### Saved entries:
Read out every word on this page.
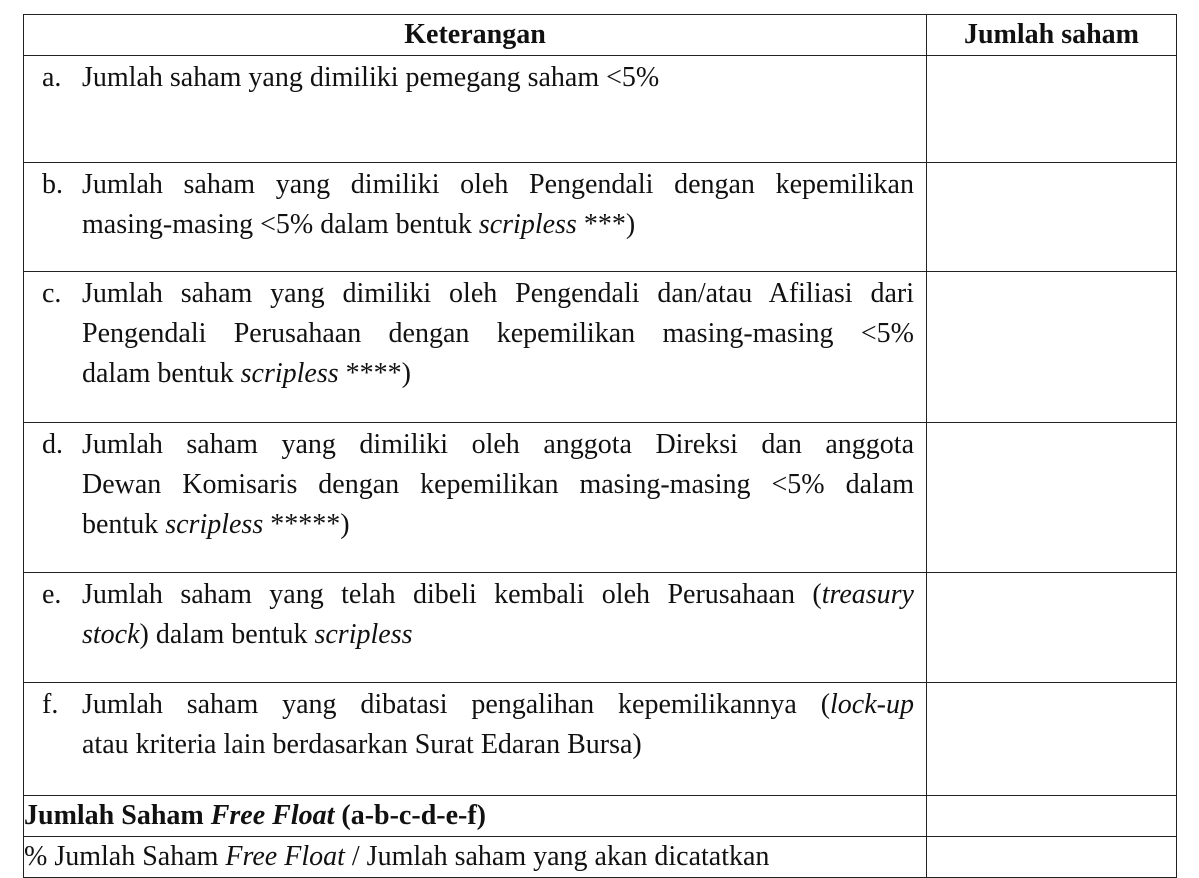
Keterangan	Jumlah saham

a. Jumlah saham yang dimiliki pemegang saham <5%	

b. Jumlah saham yang dimiliki oleh Pengendali dengan kepemilikan
masing-masing <5% dalam bentuk scripless ***)	

c. Jumlah saham yang dimiliki oleh Pengendali dan/atau Afiliasi dari
Pengendali Perusahaan dengan kepemilikan masing-masing <5%
dalam bentuk scripless ****)	

d. Jumlah saham yang dimiliki oleh anggota Direksi dan anggota
Dewan Komisaris dengan kepemilikan masing-masing <5% dalam
bentuk scripless *****)	

e. Jumlah saham yang telah dibeli kembali oleh Perusahaan (treasury
stock) dalam bentuk scripless	

f. Jumlah saham yang dibatasi pengalihan kepemilikannya (lock-up
atau kriteria lain berdasarkan Surat Edaran Bursa)	

Jumlah Saham Free Float (a-b-c-d-e-f)	
% Jumlah Saham Free Float / Jumlah saham yang akan dicatatkan	
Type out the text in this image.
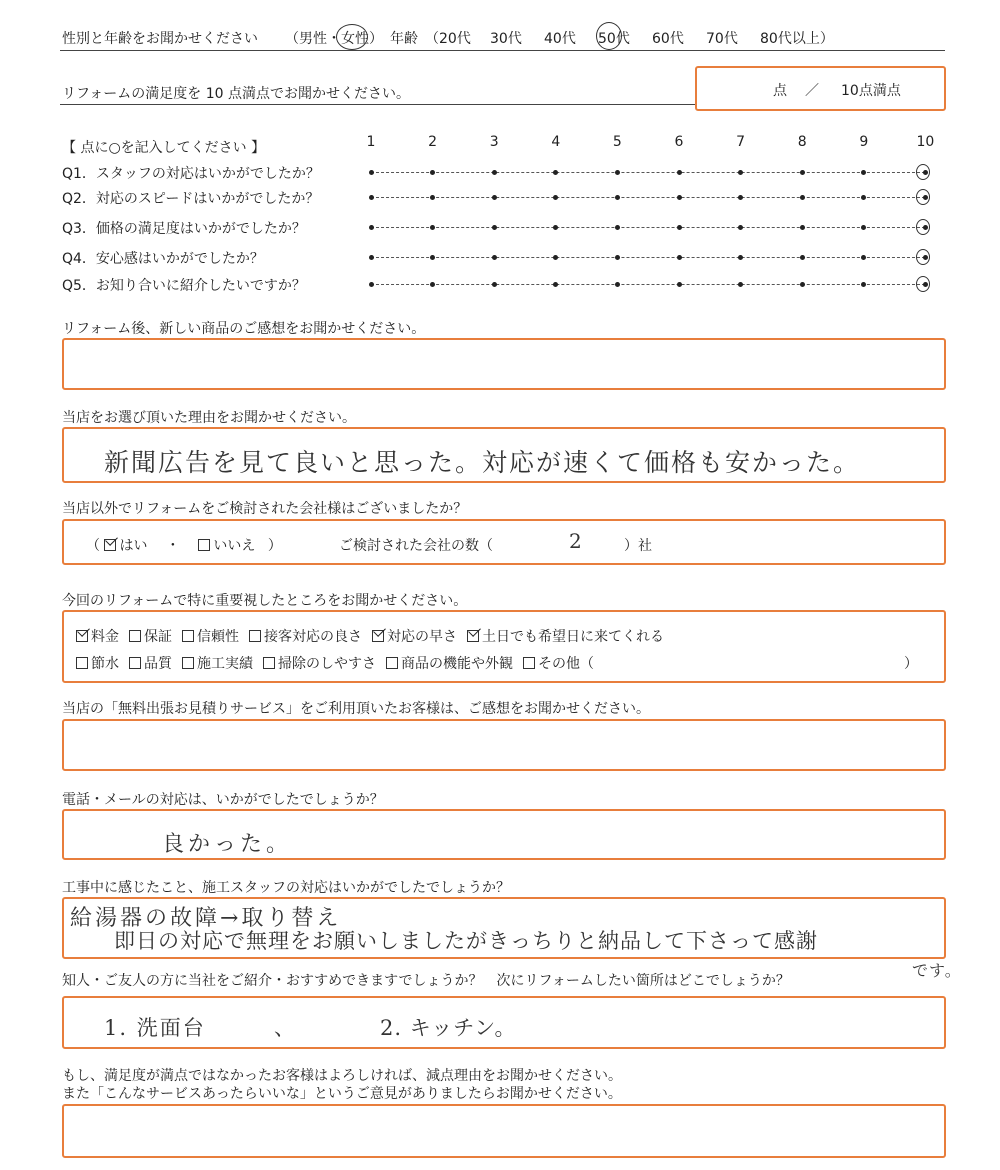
性別と年齢をお聞かせください （男性・女性） 年齢 （20代 30代 40代 50代 60代 70代 80代以上）
リフォームの満足度を 10 点満点でお聞かせください。	点 ／ 10点満点
【 点に○を記入してください 】	1	2	3	4	5	6	7	8	9	10
Q1．スタッフの対応はいかがでしたか？
Q2．対応のスピードはいかがでしたか？
Q3．価格の満足度はいかがでしたか？
Q4．安心感はいかがでしたか？
Q5．お知り合いに紹介したいですか？
リフォーム後、新しい商品のご感想をお聞かせください。
当店をお選び頂いた理由をお聞かせください。
新聞広告を見て良いと思った。対応が速くて価格も安かった。
当店以外でリフォームをご検討された会社様はございましたか？
（ はい ・ いいえ ）	ご検討された会社の数（	2	）社
今回のリフォームで特に重要視したところをお聞かせください。
料金 保証 信頼性 接客対応の良さ 対応の早さ 土日でも希望日に来てくれる
節水 品質 施工実績 掃除のしやすさ 商品の機能や外観 その他（	）
当店の「無料出張お見積りサービス」をご利用頂いたお客様は、ご感想をお聞かせください。
電話・メールの対応は、いかがでしたでしょうか？
良かった。
工事中に感じたこと、施工スタッフの対応はいかがでしたでしょうか？
給湯器の故障→取り替え
即日の対応で無理をお願いしましたがきっちりと納品して下さって感謝
です。
知人・ご友人の方に当社をご紹介・おすすめできますでしょうか？　次にリフォームしたい箇所はどこでしょうか？
1. 洗面台	、	2. キッチン。
もし、満足度が満点ではなかったお客様はよろしければ、減点理由をお聞かせください。
また「こんなサービスあったらいいな」というご意見がありましたらお聞かせください。
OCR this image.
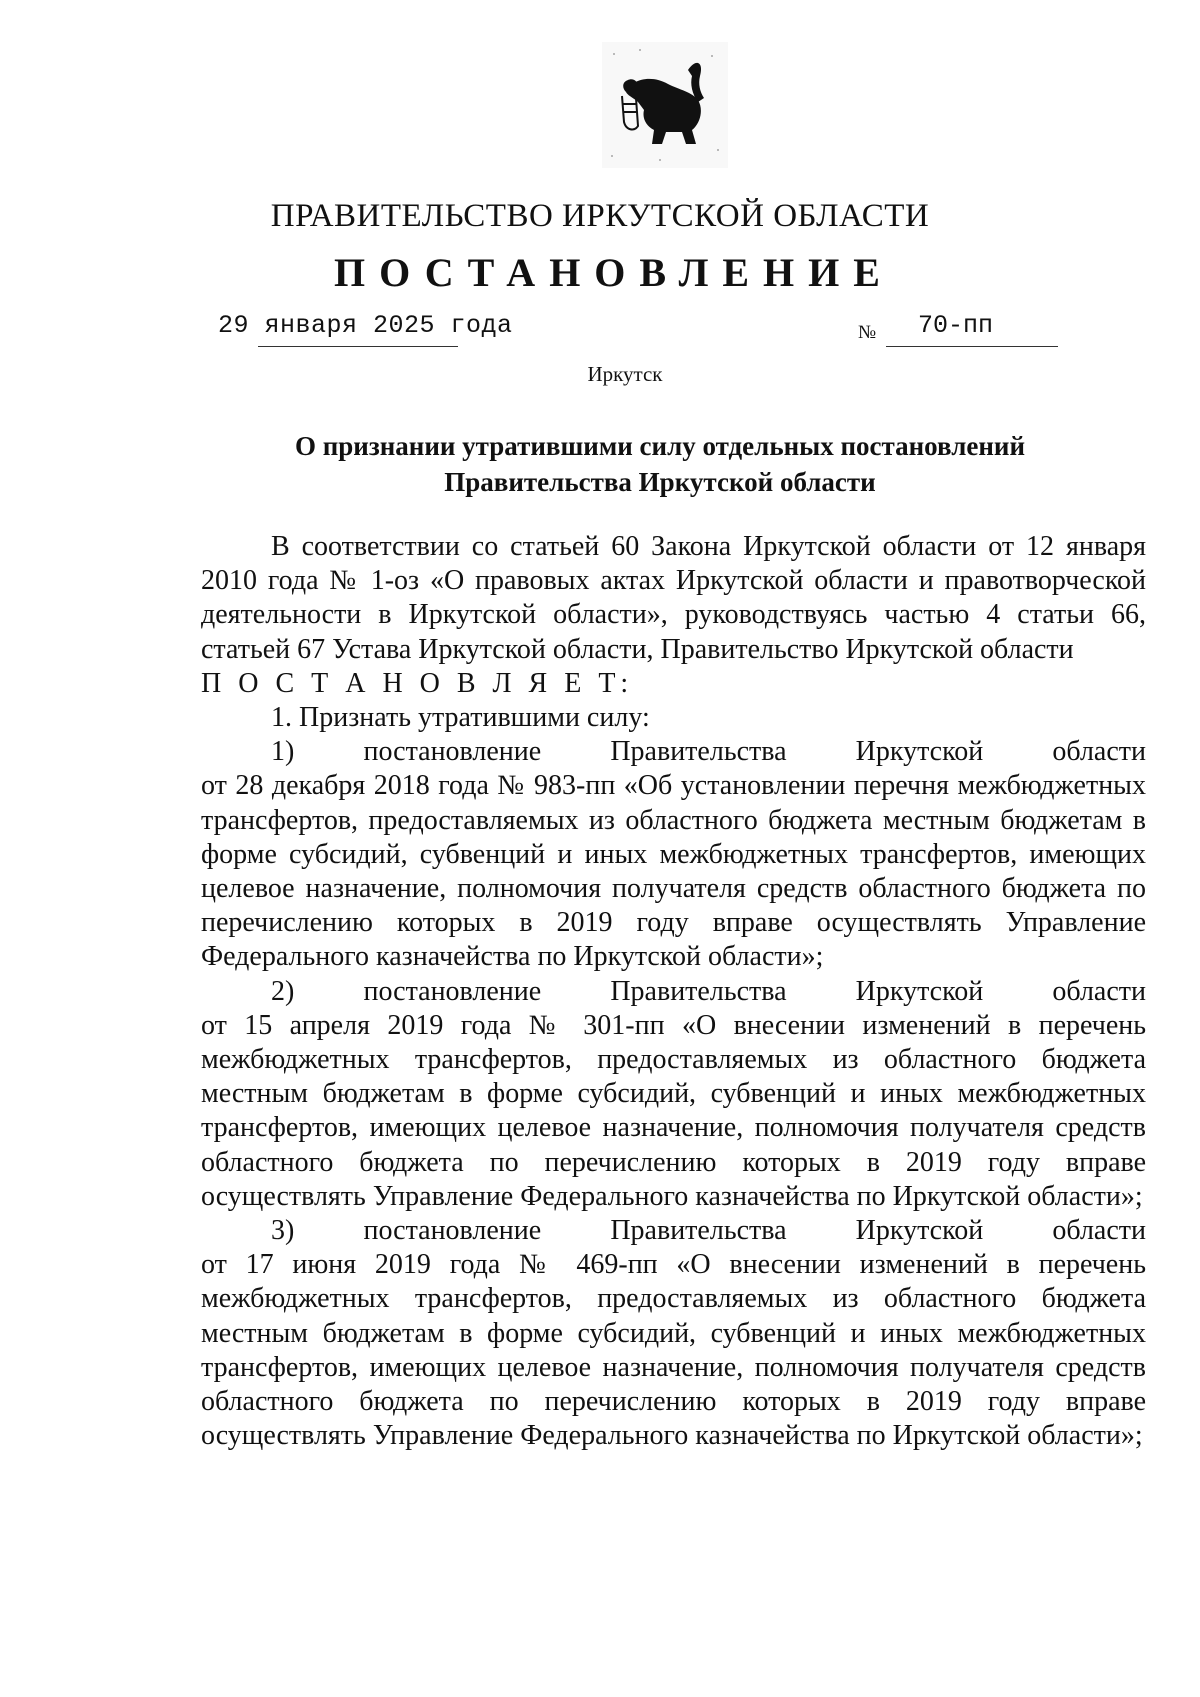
ПРАВИТЕЛЬСТВО ИРКУТСКОЙ ОБЛАСТИ
ПОСТАНОВЛЕНИЕ
29 января 2025 года	№ 70-пп
Иркутск
О признании утратившими силу отдельных постановлений
Правительства Иркутской области

В соответствии со статьей 60 Закона Иркутской области от 12 января 2010 года № 1-оз «О правовых актах Иркутской области и правотворческой деятельности в Иркутской области», руководствуясь частью 4 статьи 66, статьей 67 Устава Иркутской области, Правительство Иркутской области

П О С Т А Н О В Л Я Е Т:

1. Признать утратившими силу:

1) постановление Правительства Иркутской области

от 28 декабря 2018 года № 983-пп «Об установлении перечня межбюджетных трансфертов, предоставляемых из областного бюджета местным бюджетам в форме субсидий, субвенций и иных межбюджетных трансфертов, имеющих целевое назначение, полномочия получателя средств областного бюджета по перечислению которых в 2019 году вправе осуществлять Управление Федерального казначейства по Иркутской области»;

2) постановление Правительства Иркутской области

от 15 апреля 2019 года № 301-пп «О внесении изменений в перечень межбюджетных трансфертов, предоставляемых из областного бюджета местным бюджетам в форме субсидий, субвенций и иных межбюджетных трансфертов, имеющих целевое назначение, полномочия получателя средств областного бюджета по перечислению которых в 2019 году вправе осуществлять Управление Федерального казначейства по Иркутской области»;

3) постановление Правительства Иркутской области

от 17 июня 2019 года № 469-пп «О внесении изменений в перечень межбюджетных трансфертов, предоставляемых из областного бюджета местным бюджетам в форме субсидий, субвенций и иных межбюджетных трансфертов, имеющих целевое назначение, полномочия получателя средств областного бюджета по перечислению которых в 2019 году вправе осуществлять Управление Федерального казначейства по Иркутской области»;
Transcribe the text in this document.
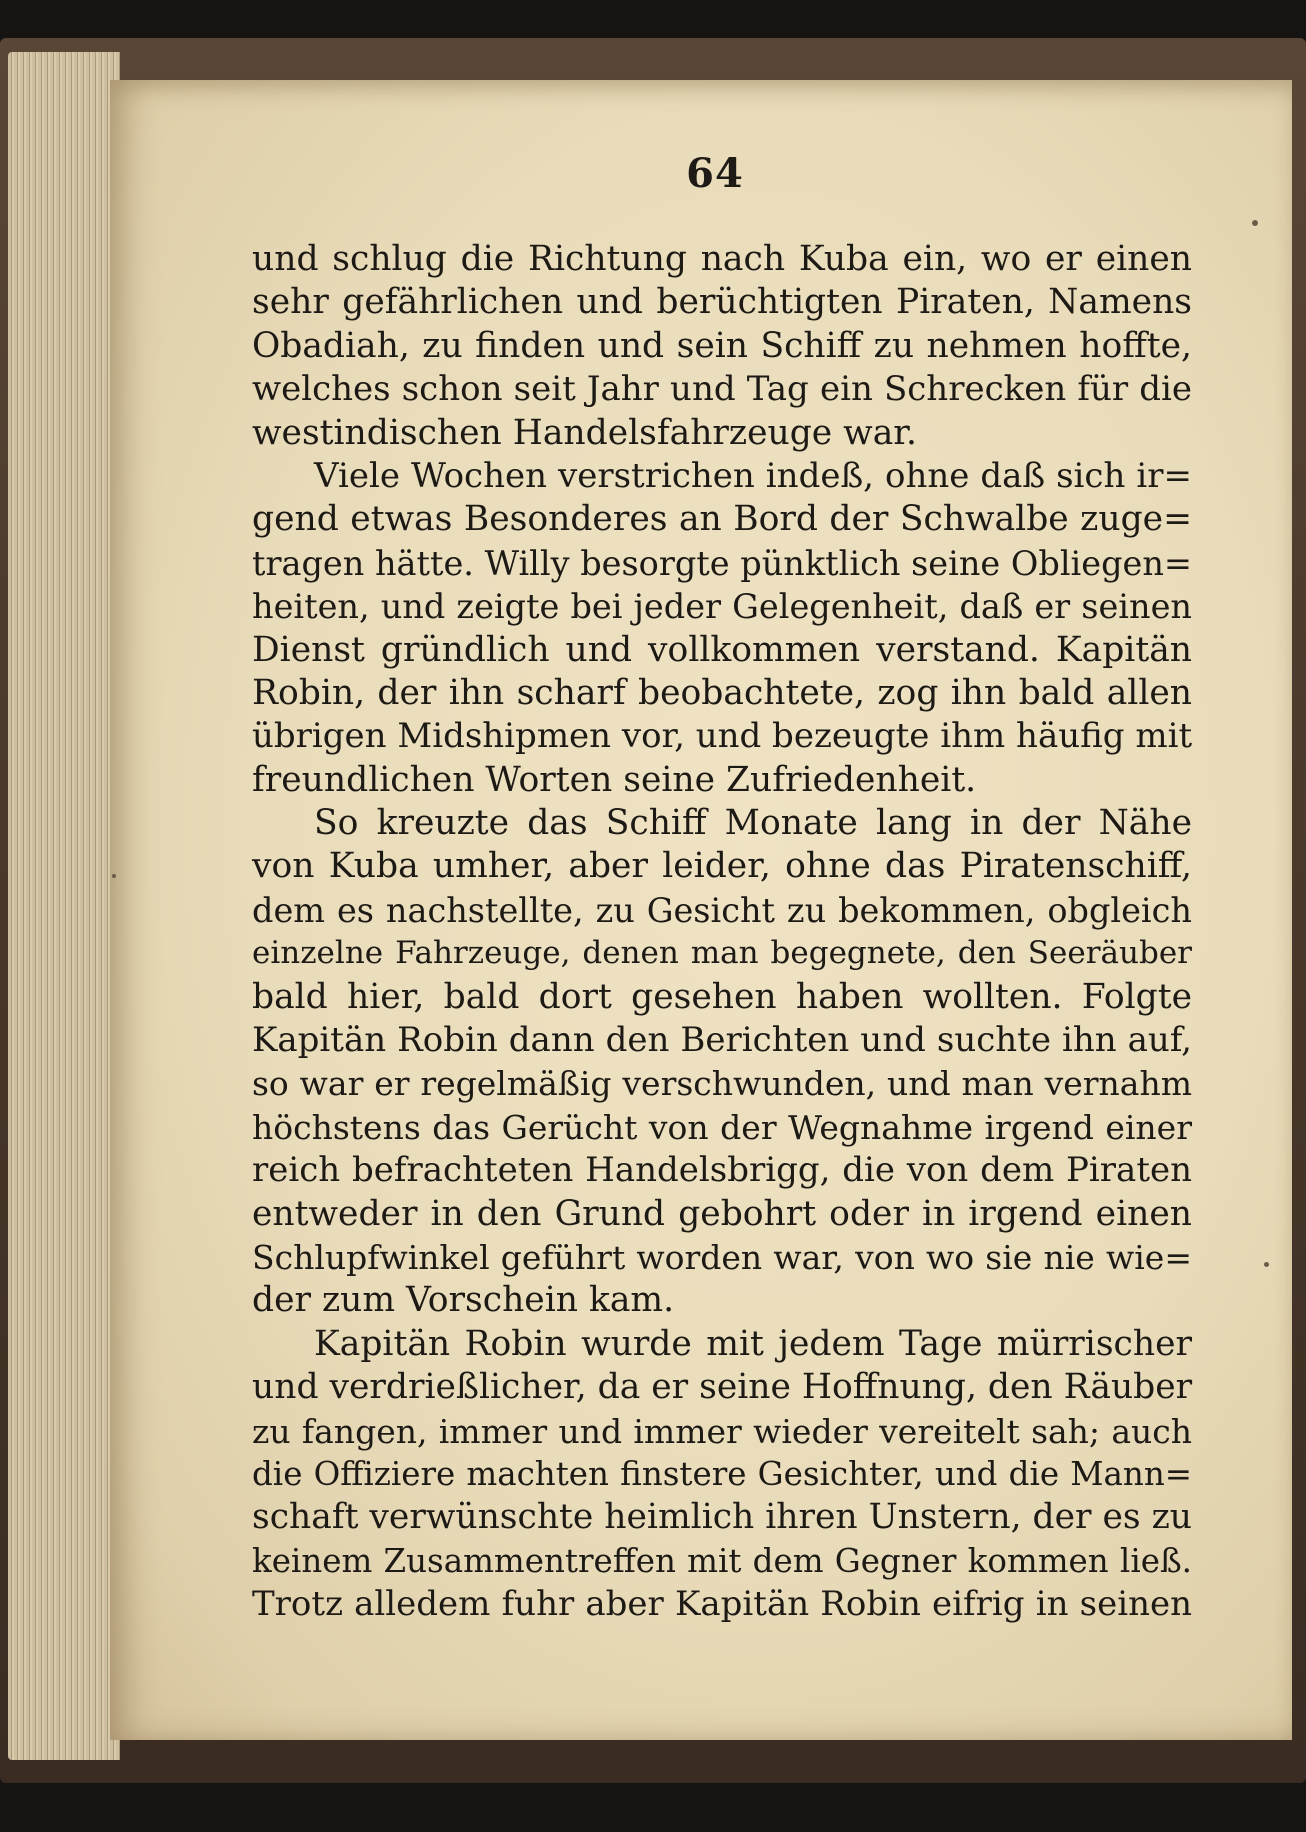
64
und schlug die Richtung nach Kuba ein, wo er einen
sehr gefährlichen und berüchtigten Piraten, Namens
Obadiah, zu finden und sein Schiff zu nehmen hoffte,
welches schon seit Jahr und Tag ein Schrecken für die
westindischen Handelsfahrzeuge war.
Viele Wochen verstrichen indeß, ohne daß sich ir=
gend etwas Besonderes an Bord der Schwalbe zuge=
tragen hätte. Willy besorgte pünktlich seine Obliegen=
heiten, und zeigte bei jeder Gelegenheit, daß er seinen
Dienst gründlich und vollkommen verstand. Kapitän
Robin, der ihn scharf beobachtete, zog ihn bald allen
übrigen Midshipmen vor, und bezeugte ihm häufig mit
freundlichen Worten seine Zufriedenheit.
So kreuzte das Schiff Monate lang in der Nähe
von Kuba umher, aber leider, ohne das Piratenschiff,
dem es nachstellte, zu Gesicht zu bekommen, obgleich
einzelne Fahrzeuge, denen man begegnete, den Seeräuber
bald hier, bald dort gesehen haben wollten. Folgte
Kapitän Robin dann den Berichten und suchte ihn auf,
so war er regelmäßig verschwunden, und man vernahm
höchstens das Gerücht von der Wegnahme irgend einer
reich befrachteten Handelsbrigg, die von dem Piraten
entweder in den Grund gebohrt oder in irgend einen
Schlupfwinkel geführt worden war, von wo sie nie wie=
der zum Vorschein kam.
Kapitän Robin wurde mit jedem Tage mürrischer
und verdrießlicher, da er seine Hoffnung, den Räuber
zu fangen, immer und immer wieder vereitelt sah; auch
die Offiziere machten finstere Gesichter, und die Mann=
schaft verwünschte heimlich ihren Unstern, der es zu
keinem Zusammentreffen mit dem Gegner kommen ließ.
Trotz alledem fuhr aber Kapitän Robin eifrig in seinen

### Task to complete:
Where a line of the material above holds the string "межбюджетных", copy that line.

### The response:
от 28 декабря 2018 года № 983-пп «Об установлении перечня межбюджетных трансфертов, предоставляемых из областного бюджета местным бюджетам в форме субсидий, субвенций и иных межбюджетных трансфертов, имеющих целевое назначение, полномочия получателя средств областного бюджета по перечислению которых в 2019 году вправе осуществлять Управление Федерального казначейства по Иркутской области»;
от 15 апреля 2019 года № 301-пп «О внесении изменений в перечень межбюджетных трансфертов, предоставляемых из областного бюджета местным бюджетам в форме субсидий, субвенций и иных межбюджетных трансфертов, имеющих целевое назначение, полномочия получателя средств областного бюджета по перечислению которых в 2019 году вправе осуществлять Управление Федерального казначейства по Иркутской области»;
от 17 июня 2019 года № 469-пп «О внесении изменений в перечень межбюджетных трансфертов, предоставляемых из областного бюджета местным бюджетам в форме субсидий, субвенций и иных межбюджетных трансфертов, имеющих целевое назначение, полномочия получателя средств областного бюджета по перечислению которых в 2019 году вправе осуществлять Управление Федерального казначейства по Иркутской области»;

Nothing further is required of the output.